# [LES CONSIGNES]
[a] Dans le texte sur les règles de l'existence humaine, relevez les domaines pour lesquels le Seigneur des créatures donna des règles aux hommes et aux femmes.
[b] Reprenez le texte sur les règles de l'existence humaine à la suite de sa dernière phrase.

Traduction par Pierre-Eugène Lamairesse.
(p. 1-7).

TITRE I
GÉNÉRALITÉS




CHAPITRE I
Invocation.


Au commencement, le Seigneur des créatures[1] donna aux hommes et aux femmes, dans cent mille chapitres, les règles à suivre pour leur existence, en ce qui concerne :

Le Dharma ou devoir religieux[2] ;

L’Artha ou la richesse ;

Le Kama ou l’amour.

La durée de la vie humaine, quand elle n’est point abrégée par des accidents, est d’un siècle.

On doit la partager entre le Dharma, l’Artha et le Kama, de telle sorte qu’ils n’empiètent point l’un sur l’autre ; l’enfance doit être consacrée à l’étude ; la jeunesse et l’âge mûr, à l’Artha et au Kama ; la vieillesse, au Dharma qui procure à l’homme la délivrance finale, c’est-à-dire la fin des transmigrations.

Le Dharma est l’accomplissement de certains actes, comme les sacrifices qu’on omet parce qu’on n’en aperçoit pas le résultat dans ce monde, et l’abstention de certains autres, comme de manger de la viande, que l’on accomplit parce qu’on en éprouve un bon effet.

L’Artha comprend l’industrie, l’agriculture, le commerce, les relations sociales et de famille ; c’est l’économie politique que doivent apprendre les fonctionnaires et les négociants.

Le Kama est la jouissance, au moyen des cinq sens ; il est enseigné par le Kama Soutra et la pratique.

Quand le Dharma, l’Artha et le Kama se présentent en concurrence, le Dharma est généralement préféré à l’Artha et l’Artha au Kama. Mais pour le roi, l’Artha occupe le premier rang, parce qu’il assure les moyens de subsistance.

Toute une école, très nombreuse, fait passer l’Artha avant tout, parce que, avant tout, il faut assurer les besoins de la vie.

En pratique, toutes les classes qui vivent de leur travail, et tous les hommes qui convoitent la richesse, suivent le sentiment de cette école.

Les Lokayatikas prétendent qu’il n’y a pas lieu d’observer le Dharma, parce qu’il n’a en vue que la vie future dans laquelle on ignore s’il portera ou non son fruit.

Selon eux, c’est sottise que de remettre en d’autres mains ce que l’on tient. En outre, il vaut mieux avoir un pigeon aujourd’hui qu’un coq de paon demain, et une pièce de cuivre que l’on donne vaut mieux qu’une pièce d’or que l’on promet. »

Réponse à l’objection :

« 1° Le livre saint qui prescrit les pratiques du Dharma ne laisse place à aucun doute.

2° Nous voyons par expérience que les sacrifices offerts pour obtenir la destruction de nos ennemis ou la chute de la pluie portent leur fruit.

(Liste des données)
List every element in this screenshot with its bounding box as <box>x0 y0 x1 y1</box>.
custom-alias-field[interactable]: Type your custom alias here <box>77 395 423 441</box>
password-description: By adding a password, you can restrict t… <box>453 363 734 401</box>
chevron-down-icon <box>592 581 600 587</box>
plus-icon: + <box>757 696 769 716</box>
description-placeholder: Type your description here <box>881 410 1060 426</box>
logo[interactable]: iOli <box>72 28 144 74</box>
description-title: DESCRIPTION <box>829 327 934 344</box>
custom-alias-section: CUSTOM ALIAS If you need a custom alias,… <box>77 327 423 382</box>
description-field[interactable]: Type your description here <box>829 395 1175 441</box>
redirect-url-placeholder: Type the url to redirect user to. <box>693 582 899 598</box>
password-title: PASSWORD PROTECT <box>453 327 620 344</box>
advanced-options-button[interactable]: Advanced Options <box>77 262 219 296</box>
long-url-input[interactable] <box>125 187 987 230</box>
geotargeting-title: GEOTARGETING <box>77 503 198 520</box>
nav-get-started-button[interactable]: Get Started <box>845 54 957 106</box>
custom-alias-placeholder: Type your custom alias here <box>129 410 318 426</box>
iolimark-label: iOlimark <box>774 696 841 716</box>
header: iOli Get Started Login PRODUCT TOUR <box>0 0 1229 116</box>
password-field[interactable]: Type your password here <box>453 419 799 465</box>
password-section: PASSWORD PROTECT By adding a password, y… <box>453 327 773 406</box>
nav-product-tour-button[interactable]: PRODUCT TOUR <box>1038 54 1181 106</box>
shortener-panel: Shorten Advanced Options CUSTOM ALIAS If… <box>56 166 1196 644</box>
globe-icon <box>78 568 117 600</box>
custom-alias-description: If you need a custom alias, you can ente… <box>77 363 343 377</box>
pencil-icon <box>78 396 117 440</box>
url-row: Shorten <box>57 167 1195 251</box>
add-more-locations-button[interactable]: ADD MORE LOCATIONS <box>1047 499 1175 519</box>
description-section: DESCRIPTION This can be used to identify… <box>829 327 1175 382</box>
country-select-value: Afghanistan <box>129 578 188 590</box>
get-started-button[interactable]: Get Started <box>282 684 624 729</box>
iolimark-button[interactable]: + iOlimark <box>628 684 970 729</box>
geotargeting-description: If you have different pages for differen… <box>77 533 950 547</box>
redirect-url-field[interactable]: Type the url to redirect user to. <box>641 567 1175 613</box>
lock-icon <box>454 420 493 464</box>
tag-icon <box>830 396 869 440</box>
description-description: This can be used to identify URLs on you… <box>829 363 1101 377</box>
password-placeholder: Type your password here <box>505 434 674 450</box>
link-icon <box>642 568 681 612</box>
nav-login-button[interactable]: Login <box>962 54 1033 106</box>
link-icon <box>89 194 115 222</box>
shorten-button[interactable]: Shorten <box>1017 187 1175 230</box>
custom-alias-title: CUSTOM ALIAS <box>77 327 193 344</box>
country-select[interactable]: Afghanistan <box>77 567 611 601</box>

# [RÉPONSES]
[a]
- Le Dharma ou devoir religieux
- L'Artha ou la richesse
- Le Kama ou l'amour

[b]
3° Le soleil, la lune, les étoiles et les autres corps célestes paraissent travailler avec intérêt pour le bien du monde.

4° Le monde ne se maintient que par l’observance des règles concernant les quatre castes et les quatre périodes de la vie.

5° On sème dans l’espérance de récolter. »

On ne doit point sacrifier le Kama à l’Artha parce que le plaisir est aussi nécessaire que la nourriture. Modéré et prudent, il s’associe au Dharma et à l’Artha. Celui qui pratique les trois est heureux dans cette vie et dans la vie future. Tout acte qui se lie à la fois aux trois ou seulement à deux ou même à un seul des trois peut être accompli. Tout acte qui, pour satisfaire l’un des trois, sacrifie les deux autres, doit être évité (par exemple, un homme qui se ruine par la dévotion ou le libertinage est insensé et coupable)[3].

Une partie des cent mille commandements, particulièrement ceux qui se rapportent au Dharma, forment la loi de Svayambha. Ceux relatifs à l’Artha ont été compilés par Brihaspati, et ceux qui concernent le Kama ou l’amour ont été exposés dans mille chapitres par Nandi, de la secte de Mahadéva ou Civa[4].

Les Kama Shastras (codes de l’amour) de Nandi furent successivement abrégés par divers auteurs, puis répartis entre six traités composés par des auteurs différents, dont l’un, Dattaka, écrivit le sien à la requête des femmes publiques de Patalipoutra ; c’est le Shastra ou Catéchisme des courtisanes[5].

Après avoir lu et médité les écrits de Babhravya et d’autres auteurs anciens, et avoir étudié les motifs des règles qu’ils ont tracées, Vatsyayana, pendant qu’il était étudiant en religion (comme en Europe étudiant en théologie), entièrement livré à la contemplation de la divinité, a composé le Kama-Sutra, résumé des six Shastra susdits, conformément aux préceptes du saint Livre, pour le bien du monde. Cet écrit n’est point destiné uniquement à servir nos désirs charnels. Celui qui possède les principes de la science du Kama et qui, en même temps, observe le Dharma et l’Artha, est sûr de maîtriser ses sens.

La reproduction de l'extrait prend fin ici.